**EXCERPTED RECORDS:**
§ §
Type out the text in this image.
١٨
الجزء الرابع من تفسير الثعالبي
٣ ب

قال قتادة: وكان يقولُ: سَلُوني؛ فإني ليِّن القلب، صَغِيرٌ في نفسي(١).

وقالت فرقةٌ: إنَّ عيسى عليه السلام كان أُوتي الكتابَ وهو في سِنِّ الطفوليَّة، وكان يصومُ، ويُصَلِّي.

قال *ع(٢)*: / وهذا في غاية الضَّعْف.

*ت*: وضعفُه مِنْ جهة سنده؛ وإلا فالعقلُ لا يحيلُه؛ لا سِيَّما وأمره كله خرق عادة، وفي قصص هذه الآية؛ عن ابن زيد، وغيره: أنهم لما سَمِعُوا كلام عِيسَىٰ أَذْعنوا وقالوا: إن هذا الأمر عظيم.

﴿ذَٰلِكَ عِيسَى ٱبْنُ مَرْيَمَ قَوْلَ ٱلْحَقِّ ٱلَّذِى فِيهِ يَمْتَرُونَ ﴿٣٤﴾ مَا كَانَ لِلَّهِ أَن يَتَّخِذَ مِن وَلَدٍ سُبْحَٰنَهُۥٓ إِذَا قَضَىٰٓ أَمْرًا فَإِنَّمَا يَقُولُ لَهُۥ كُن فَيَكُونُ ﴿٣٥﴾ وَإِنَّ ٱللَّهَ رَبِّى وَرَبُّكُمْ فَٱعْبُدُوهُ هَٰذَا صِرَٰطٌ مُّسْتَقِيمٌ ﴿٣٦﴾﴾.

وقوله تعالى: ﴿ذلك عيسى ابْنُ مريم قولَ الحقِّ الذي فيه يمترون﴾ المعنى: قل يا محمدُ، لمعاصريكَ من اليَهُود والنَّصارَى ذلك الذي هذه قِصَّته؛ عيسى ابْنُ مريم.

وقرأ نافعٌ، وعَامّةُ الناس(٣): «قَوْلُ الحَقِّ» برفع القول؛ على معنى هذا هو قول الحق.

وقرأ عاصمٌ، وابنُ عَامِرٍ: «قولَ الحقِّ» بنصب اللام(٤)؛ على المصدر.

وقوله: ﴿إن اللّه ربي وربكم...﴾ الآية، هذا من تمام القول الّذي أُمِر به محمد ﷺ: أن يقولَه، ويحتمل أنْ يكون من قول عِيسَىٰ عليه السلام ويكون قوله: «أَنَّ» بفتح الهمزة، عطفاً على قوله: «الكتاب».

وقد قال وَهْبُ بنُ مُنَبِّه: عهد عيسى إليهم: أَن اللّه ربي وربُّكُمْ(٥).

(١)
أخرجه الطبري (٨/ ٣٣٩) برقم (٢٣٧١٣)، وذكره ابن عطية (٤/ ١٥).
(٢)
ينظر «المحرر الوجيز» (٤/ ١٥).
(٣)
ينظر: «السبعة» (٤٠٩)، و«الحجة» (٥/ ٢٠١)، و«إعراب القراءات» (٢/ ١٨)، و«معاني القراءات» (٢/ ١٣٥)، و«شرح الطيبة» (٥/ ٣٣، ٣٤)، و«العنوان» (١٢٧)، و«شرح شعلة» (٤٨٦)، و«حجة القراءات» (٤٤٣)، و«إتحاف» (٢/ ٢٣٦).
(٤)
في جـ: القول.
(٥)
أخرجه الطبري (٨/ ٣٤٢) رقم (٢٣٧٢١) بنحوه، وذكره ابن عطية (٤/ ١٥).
§ §
What is the number of lines in the records that contain the string "عليه"? Give only that number.

2